Aufgaben |
1. Nennen Sie alle EU-Länder, die laut dem Text zur Anerkennung Palästinas neben Schweden Palästina als eigenen Staat anerkennen.
2. Bitte schreiben Sie einen Teil des Textes zur Anerkennung Palästinas wortgetreu ab: Beginnen Sie bei den Worten „Frankreichs Aussenminister Laurent“ und hören Sie nach „der Nationalversammlung an.“ auf.
3. Schreiben Sie den Text zur Anerkennung Palästinas im Anschluss an seinen letzten Satz weiter.

Textabschnitt |
Frist zur Lösung des Konflikts

Frankreichs Aussenminister Laurent Fabius will nun binnen einer Frist von zwei Jahren eine Lösung für den Nahost-Konflikt. Im Falle eines erneuten Scheiterns dieses «letzten Versuchs», werde Frankreich Palästina «unverzüglich» anerkennen, kündigte er bei der Debatte zu der französischen Resolution am vergangenen Freitag in der Nationalversammlung an.

Ein EU-weiter Schritt ist nicht in Sicht, solange nicht nur Israel und die USA, sondern auch gewichtige europäische Länder wie Deutschland solch ein Vorgehen ablehnen. Deutschland sieht sich aufgrund der NS-Vergangenheit stärker noch als andere Länder verpflichtet, auf die besondere Lage und Geschichte Israels Rücksicht zu nehmen.

Von 134 Länder anerkannt

Vor Schweden im Oktober erkannten laut einer palästinensischen Auflistung 134 der 193 Mitgliedsländer der UNO die Staatlichkeit Palästinas an; davon haben 77 Staaten auch formale Konsequenzen gezogen und Botschafter ausgetauscht.

Neben Schweden erkennen in der EU Bulgarien, Malta, Polen, Rumänien, Tschechien, Ungarn und Zypern Palästina als eigenen Staat an. Damit fehlen in der EU bislang jedoch alle Länder, welche die Gewichte entscheidend verschieben könnten, wie Deutschland, Frankreich oder Grossbritannien, die ehemalige Mandatsmacht in Palästina.

Impulse müssen aus Europa kommen

«Es bewegt sich ein wenig. Bei bestimmten europäischen Regierungen zeigt sich der Wunsch, sich mehr Gehör zu verschaffen und die Dinge in Nahost in Bewegung zu bringen», analysiert die auf die arabische Welt spezialisierte französische Politologin Agnès Levallois. Nach ihrer Ansicht müssen die neuen Impulse aus Europa kommen, nachdem die von den USA vermittelten Friedensgespräche im Frühjahr nach neun Monaten in allgemeiner Bitternis scheiterten.

Positionsangaben der Elemente |
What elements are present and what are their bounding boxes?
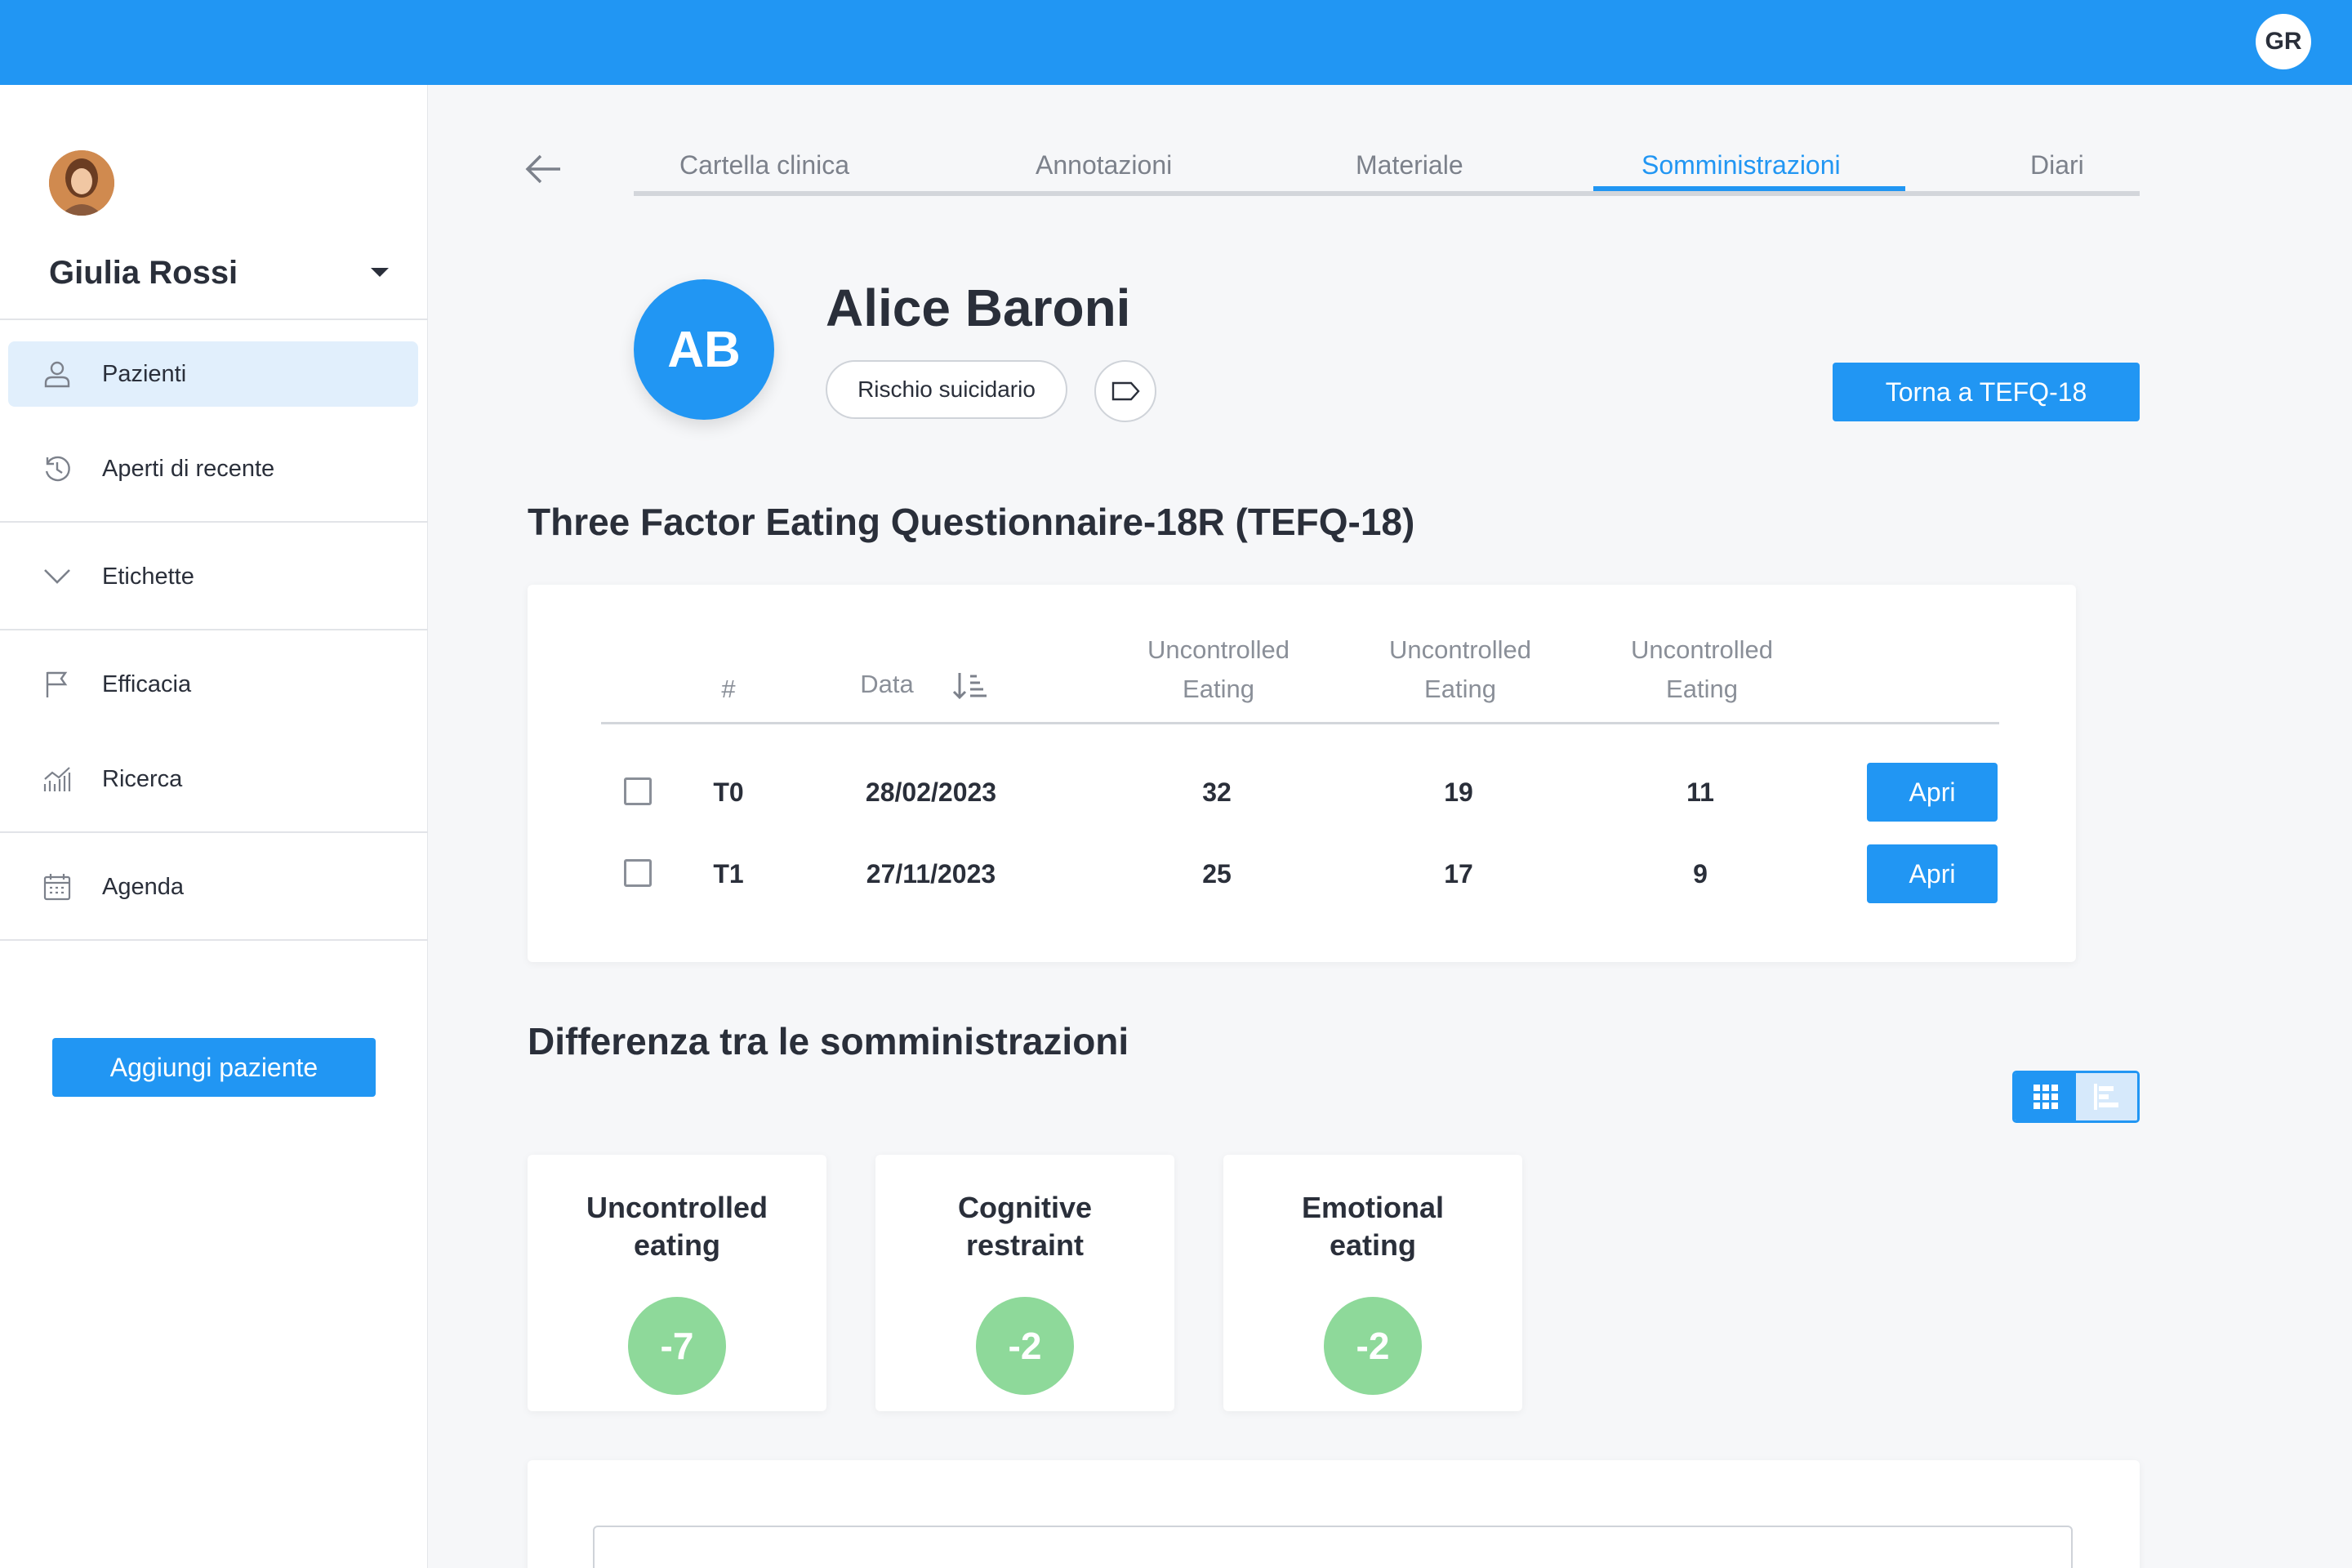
- sidebar-item-efficacia[interactable]: Efficacia: [8, 652, 418, 717]
- row-value-1: 32: [1202, 777, 1232, 807]
- row-id: T0: [713, 777, 744, 807]
- sidebar-item-label: Agenda: [102, 873, 184, 900]
- score-label: Cognitive restraint: [957, 1191, 1092, 1262]
- sidebar: Giulia Rossi Pazienti Aperti di recente …: [0, 85, 428, 1568]
- history-icon: [45, 456, 70, 482]
- row-value-3: 11: [1686, 777, 1714, 807]
- column-header-uncontrolled-eating-3: Uncontrolled Eating: [1630, 635, 1774, 703]
- score-value: -7: [628, 1297, 726, 1395]
- top-bar: GR: [0, 0, 2352, 85]
- column-header-uncontrolled-eating-2: Uncontrolled Eating: [1388, 635, 1532, 703]
- profile-name: Giulia Rossi: [49, 255, 238, 291]
- profile-menu-caret-icon[interactable]: [371, 268, 389, 277]
- calendar-icon: [43, 874, 71, 901]
- column-header-date[interactable]: Data: [838, 665, 936, 704]
- score-label: Uncontrolled eating: [586, 1191, 768, 1262]
- add-tag-button[interactable]: [1094, 360, 1156, 422]
- row-date: 27/11/2023: [866, 859, 996, 889]
- divider: [0, 831, 428, 833]
- user-icon: [44, 361, 70, 388]
- patient-name: Alice Baroni: [826, 278, 1131, 337]
- bottom-panel: [528, 1460, 2140, 1568]
- score-value: -2: [1324, 1297, 1422, 1395]
- row-value-3: 9: [1693, 859, 1708, 889]
- divider: [0, 629, 428, 630]
- open-administration-button[interactable]: Apri: [1867, 844, 1998, 903]
- sidebar-item-label: Pazienti: [102, 360, 187, 387]
- open-administration-button[interactable]: Apri: [1867, 763, 1998, 822]
- chevron-down-icon: [44, 569, 70, 584]
- sidebar-item-label: Etichette: [102, 563, 194, 590]
- divider: [0, 318, 428, 320]
- flag-icon: [46, 671, 68, 697]
- row-date: 28/02/2023: [865, 777, 997, 807]
- bar-list-icon: [2093, 1084, 2118, 1110]
- questionnaire-title: Three Factor Eating Questionnaire-18R (T…: [528, 501, 1415, 543]
- tab-somministrazioni[interactable]: Somministrazioni: [1642, 150, 1841, 180]
- administrations-table: # Data Uncontrolled Eating Uncontrolled Ea…: [528, 585, 2076, 962]
- risk-chip[interactable]: Rischio suicidario: [826, 360, 1067, 419]
- column-header-uncontrolled-eating-1: Uncontrolled Eating: [1147, 635, 1290, 703]
- score-card-uncontrolled-eating: Uncontrolled eating -7: [528, 1155, 826, 1411]
- tab-bar: Cartella clinica Annotazioni Materiale S…: [634, 139, 2140, 196]
- active-tab-indicator: [1593, 186, 1905, 191]
- sidebar-item-etichette[interactable]: Etichette: [8, 544, 418, 609]
- tab-diari[interactable]: Diari: [2030, 150, 2084, 180]
- tab-materiale[interactable]: Materiale: [1356, 150, 1463, 180]
- sidebar-item-agenda[interactable]: Agenda: [8, 854, 418, 920]
- sidebar-item-ricerca[interactable]: Ricerca: [8, 746, 418, 812]
- sidebar-item-pazienti[interactable]: Pazienti: [8, 341, 418, 407]
- sidebar-item-label: Aperti di recente: [102, 455, 275, 482]
- grid-view-button[interactable]: [2015, 1073, 2076, 1120]
- difference-title: Differenza tra le somministrazioni: [528, 1020, 1129, 1062]
- score-card-emotional-eating: Emotional eating -2: [1223, 1155, 1522, 1411]
- sort-icon[interactable]: [952, 670, 988, 702]
- notes-field[interactable]: [593, 1526, 2073, 1568]
- sidebar-item-recenti[interactable]: Aperti di recente: [8, 436, 418, 501]
- sidebar-item-label: Efficacia: [102, 670, 192, 697]
- tab-annotazioni[interactable]: Annotazioni: [1036, 150, 1172, 180]
- bar-view-button[interactable]: [2076, 1073, 2137, 1120]
- table-header-divider: [601, 722, 1999, 724]
- back-to-tefq-button[interactable]: Torna a TEFQ-18: [1833, 363, 2140, 421]
- score-card-cognitive-restraint: Cognitive restraint -2: [875, 1155, 1174, 1411]
- score-label: Emotional eating: [1301, 1191, 1444, 1262]
- tag-icon: [1111, 381, 1140, 401]
- row-value-1: 25: [1202, 859, 1232, 889]
- grid-icon: [2033, 1085, 2058, 1109]
- profile-photo: [49, 150, 114, 216]
- view-toggle: [2012, 1071, 2140, 1123]
- user-avatar[interactable]: GR: [2256, 14, 2311, 69]
- row-id: T1: [713, 859, 744, 889]
- divider: [0, 939, 428, 941]
- row-value-2: 19: [1444, 777, 1473, 807]
- back-arrow-icon[interactable]: [523, 150, 564, 188]
- sidebar-item-label: Ricerca: [102, 765, 183, 792]
- tab-cartella-clinica[interactable]: Cartella clinica: [679, 150, 849, 180]
- column-header-number: #: [721, 675, 736, 703]
- score-value: -2: [976, 1297, 1074, 1395]
- chart-icon: [43, 767, 71, 791]
- add-patient-button[interactable]: Aggiungi paziente: [52, 1038, 376, 1097]
- divider: [0, 521, 428, 523]
- row-value-2: 17: [1444, 859, 1473, 889]
- patient-avatar: AB: [634, 279, 774, 420]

Antworten |
1. Bulgarien, Malta, Polen, Rumänien, Tschechien, Ungarn, Zypern

2.
Frankreichs Aussenminister Laurent Fabius will nun binnen einer Frist von zwei Jahren eine Lösung für den Nahost-Konflikt. Im Falle eines erneuten Scheiterns dieses «letzten Versuchs», werde Frankreich Palästina «unverzüglich» anerkennen, kündigte er bei der Debatte zu der französischen Resolution am vergangenen Freitag in der Nationalversammlung an.

3.
Der nachfolgende siebenwöchige Gaza-Krieg verstärkte die internationale Haltung, dass sich in Nahost nun grundsätzlich etwas ändern müsse. Aber eine umfassende Beilegung des Konflikts zwischen Israel und den Palästinensern scheint derzeit ausser Reichweite - im Gegenteil: In den vergangenen Wochen eskalierte die Gewalt erneut.

Rettung der Zweistaatenlösung

Das verstärkte Engagement für die Anerkennung Palästinas ist daher vor allem ein Versuch, neue Dynamik zu erzeugen, um die Zweistaatenlösung noch zu retten, die als einziger Ausweg zur Beilegung des sieben Jahrzehnte währenden Konflikts gilt. Parallel und mit gleicher Intention wird in der EU der Boykott der israelischen Siedlungen in den besetzten Gebieten vorangetrieben.

Seit Jahresbeginn gelten neue Richtlinien für die Forschungszusammenarbeit, die verhindern sollen, dass europäische Fördergelder in die Siedlungen fliessen. Anfang September trat ein Einfuhrverbot für israelische Geflügelprodukte aus Ost-Jerusalem, dem Westjordanland oder von den Golanhöhen in Kraft, zum Jahresende folgt der Bann für Milchprodukte. Und im Juni rieten die Regierungen in Paris, London, Rom und Berlin ihren Bürgern davon ab, ihr Geld in israelische Unternehmungen zu stecken, die in den besetzten Gebieten aktiv sind.